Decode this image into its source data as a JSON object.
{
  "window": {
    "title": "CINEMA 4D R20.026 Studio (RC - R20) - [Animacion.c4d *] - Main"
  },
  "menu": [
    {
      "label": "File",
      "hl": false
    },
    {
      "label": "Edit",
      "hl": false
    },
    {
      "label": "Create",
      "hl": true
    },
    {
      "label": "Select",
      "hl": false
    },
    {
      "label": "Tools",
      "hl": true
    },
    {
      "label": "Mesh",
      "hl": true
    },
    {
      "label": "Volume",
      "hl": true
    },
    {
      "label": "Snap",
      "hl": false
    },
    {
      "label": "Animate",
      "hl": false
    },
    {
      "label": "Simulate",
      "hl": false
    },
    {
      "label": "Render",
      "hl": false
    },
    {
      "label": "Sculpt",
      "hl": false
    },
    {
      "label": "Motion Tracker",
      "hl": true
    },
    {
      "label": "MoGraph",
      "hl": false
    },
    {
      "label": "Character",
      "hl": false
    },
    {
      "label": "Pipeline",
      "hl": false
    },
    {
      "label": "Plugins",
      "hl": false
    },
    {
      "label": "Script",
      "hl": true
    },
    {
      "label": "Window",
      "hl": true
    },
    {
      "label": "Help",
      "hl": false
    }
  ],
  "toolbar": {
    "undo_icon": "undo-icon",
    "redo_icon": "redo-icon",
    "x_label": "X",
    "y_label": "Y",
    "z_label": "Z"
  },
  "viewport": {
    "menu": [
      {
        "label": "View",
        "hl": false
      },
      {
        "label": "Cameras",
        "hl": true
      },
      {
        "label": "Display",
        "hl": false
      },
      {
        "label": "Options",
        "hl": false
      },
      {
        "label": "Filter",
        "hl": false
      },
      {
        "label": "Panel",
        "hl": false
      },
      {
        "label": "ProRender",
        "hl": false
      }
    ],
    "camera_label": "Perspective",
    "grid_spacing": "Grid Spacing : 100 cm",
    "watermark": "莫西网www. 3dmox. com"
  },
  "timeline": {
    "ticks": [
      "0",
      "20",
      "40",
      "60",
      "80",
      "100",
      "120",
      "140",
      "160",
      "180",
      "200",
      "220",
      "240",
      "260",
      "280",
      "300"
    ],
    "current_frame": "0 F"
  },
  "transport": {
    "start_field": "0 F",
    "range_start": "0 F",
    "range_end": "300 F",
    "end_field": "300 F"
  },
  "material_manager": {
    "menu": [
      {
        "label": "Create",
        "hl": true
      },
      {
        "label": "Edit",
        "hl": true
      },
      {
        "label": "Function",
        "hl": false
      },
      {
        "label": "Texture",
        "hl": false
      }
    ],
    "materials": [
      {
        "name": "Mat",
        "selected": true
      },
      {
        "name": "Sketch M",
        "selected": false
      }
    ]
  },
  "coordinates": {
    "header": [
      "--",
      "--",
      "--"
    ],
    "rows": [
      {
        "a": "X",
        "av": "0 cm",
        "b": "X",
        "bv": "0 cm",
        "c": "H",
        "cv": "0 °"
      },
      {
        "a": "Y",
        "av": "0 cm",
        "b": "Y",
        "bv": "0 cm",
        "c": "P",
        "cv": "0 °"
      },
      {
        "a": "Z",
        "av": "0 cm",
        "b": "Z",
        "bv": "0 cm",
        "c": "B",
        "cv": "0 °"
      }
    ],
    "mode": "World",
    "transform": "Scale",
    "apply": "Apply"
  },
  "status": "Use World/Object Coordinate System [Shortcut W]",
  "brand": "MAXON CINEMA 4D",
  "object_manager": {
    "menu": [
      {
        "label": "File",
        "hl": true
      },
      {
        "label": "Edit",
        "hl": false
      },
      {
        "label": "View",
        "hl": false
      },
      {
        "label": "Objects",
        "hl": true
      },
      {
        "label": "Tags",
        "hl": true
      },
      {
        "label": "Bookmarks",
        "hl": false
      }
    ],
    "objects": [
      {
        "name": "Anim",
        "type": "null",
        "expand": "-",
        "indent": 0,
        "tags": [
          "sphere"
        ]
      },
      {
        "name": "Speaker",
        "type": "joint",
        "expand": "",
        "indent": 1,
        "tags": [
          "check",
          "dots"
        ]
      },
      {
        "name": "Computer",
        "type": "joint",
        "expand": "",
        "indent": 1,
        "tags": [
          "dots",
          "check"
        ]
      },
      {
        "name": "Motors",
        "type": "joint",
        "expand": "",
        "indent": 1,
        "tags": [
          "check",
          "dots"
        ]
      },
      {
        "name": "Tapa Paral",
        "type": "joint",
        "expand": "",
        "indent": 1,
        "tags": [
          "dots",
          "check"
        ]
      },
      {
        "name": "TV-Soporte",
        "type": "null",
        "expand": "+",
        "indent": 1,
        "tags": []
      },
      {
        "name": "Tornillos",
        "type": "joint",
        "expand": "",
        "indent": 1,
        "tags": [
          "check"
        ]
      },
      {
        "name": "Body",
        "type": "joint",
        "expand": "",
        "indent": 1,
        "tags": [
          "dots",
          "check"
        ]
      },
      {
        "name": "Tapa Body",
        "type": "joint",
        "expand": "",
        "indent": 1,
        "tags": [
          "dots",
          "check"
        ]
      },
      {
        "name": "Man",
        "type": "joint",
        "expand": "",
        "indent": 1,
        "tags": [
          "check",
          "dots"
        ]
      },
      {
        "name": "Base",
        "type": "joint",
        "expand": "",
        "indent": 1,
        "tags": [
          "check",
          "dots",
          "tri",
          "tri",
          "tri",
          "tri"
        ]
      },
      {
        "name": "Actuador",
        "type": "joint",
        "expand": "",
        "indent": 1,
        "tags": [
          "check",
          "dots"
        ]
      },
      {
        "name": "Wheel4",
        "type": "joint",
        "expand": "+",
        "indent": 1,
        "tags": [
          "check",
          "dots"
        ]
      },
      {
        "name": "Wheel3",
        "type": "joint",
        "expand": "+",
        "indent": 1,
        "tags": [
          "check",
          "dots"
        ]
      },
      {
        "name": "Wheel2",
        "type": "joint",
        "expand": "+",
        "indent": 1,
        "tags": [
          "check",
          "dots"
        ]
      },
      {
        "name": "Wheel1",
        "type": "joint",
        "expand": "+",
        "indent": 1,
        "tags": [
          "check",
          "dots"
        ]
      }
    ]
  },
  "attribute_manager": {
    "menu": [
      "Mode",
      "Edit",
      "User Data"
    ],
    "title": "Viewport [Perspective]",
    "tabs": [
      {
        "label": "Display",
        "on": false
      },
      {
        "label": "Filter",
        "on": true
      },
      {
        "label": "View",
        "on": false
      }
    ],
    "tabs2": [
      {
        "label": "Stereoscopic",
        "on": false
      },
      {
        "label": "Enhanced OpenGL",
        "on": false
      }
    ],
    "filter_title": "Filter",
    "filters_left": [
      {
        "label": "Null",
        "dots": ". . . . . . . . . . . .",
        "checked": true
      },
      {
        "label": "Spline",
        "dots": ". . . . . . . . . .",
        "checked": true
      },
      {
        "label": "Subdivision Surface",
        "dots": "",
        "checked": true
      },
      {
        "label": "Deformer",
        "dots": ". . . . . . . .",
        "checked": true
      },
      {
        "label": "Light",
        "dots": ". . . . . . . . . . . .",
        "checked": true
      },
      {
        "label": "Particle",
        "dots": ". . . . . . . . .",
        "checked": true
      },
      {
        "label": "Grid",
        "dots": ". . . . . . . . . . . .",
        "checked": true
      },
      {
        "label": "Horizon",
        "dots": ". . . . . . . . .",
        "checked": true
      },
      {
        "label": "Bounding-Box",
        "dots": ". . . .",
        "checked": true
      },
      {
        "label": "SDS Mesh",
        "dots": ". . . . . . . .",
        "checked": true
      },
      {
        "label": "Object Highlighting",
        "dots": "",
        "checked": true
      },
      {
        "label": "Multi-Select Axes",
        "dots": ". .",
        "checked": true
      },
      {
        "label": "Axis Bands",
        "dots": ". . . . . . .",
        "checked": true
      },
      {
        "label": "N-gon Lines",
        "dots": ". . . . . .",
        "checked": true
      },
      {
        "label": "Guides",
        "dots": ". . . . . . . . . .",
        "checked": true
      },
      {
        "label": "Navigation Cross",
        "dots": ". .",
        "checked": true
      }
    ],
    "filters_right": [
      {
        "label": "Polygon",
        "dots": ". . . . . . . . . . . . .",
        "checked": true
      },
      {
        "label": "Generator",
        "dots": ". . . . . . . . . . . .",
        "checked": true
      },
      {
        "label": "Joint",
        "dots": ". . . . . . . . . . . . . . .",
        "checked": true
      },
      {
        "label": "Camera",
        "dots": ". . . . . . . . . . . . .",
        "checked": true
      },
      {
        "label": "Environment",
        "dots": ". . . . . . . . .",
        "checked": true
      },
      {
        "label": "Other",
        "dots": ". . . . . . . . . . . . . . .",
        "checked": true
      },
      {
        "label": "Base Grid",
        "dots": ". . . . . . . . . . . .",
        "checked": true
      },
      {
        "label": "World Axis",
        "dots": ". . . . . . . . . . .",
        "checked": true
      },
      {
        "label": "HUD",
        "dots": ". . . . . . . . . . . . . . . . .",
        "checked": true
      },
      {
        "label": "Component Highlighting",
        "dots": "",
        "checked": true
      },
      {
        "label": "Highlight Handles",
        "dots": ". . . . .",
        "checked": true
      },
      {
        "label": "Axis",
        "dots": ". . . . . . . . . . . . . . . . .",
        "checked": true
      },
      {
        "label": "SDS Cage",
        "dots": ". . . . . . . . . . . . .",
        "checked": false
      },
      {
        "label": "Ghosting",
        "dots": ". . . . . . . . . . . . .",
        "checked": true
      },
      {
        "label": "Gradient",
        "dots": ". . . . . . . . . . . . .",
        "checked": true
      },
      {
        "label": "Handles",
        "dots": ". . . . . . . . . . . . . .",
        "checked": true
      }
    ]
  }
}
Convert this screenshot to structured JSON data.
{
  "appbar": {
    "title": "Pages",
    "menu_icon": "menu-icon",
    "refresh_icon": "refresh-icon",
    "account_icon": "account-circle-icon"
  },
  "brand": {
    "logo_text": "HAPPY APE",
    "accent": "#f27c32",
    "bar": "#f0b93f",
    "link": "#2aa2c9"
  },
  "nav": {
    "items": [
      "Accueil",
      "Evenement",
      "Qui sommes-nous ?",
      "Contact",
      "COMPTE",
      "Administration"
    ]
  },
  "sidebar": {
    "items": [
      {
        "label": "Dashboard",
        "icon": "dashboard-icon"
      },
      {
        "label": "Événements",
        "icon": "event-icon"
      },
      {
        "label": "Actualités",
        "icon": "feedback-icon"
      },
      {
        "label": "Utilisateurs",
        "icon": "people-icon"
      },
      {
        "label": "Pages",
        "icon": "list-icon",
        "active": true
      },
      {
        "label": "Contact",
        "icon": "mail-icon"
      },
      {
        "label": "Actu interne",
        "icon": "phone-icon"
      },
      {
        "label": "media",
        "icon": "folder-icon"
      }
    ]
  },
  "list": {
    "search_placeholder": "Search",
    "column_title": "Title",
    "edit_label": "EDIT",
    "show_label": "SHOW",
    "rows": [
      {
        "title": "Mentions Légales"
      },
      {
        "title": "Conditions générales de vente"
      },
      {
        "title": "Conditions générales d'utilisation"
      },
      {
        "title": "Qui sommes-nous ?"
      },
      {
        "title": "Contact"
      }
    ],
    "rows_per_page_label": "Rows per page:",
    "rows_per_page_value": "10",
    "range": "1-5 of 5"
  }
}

---

__TASK REQUIREMENTS__.
Search the entries for the word "sommes" and gather every line where it appears.

__SOLUTION__.
      "Qui sommes-nous ?",
        "title": "Qui sommes-nous ?"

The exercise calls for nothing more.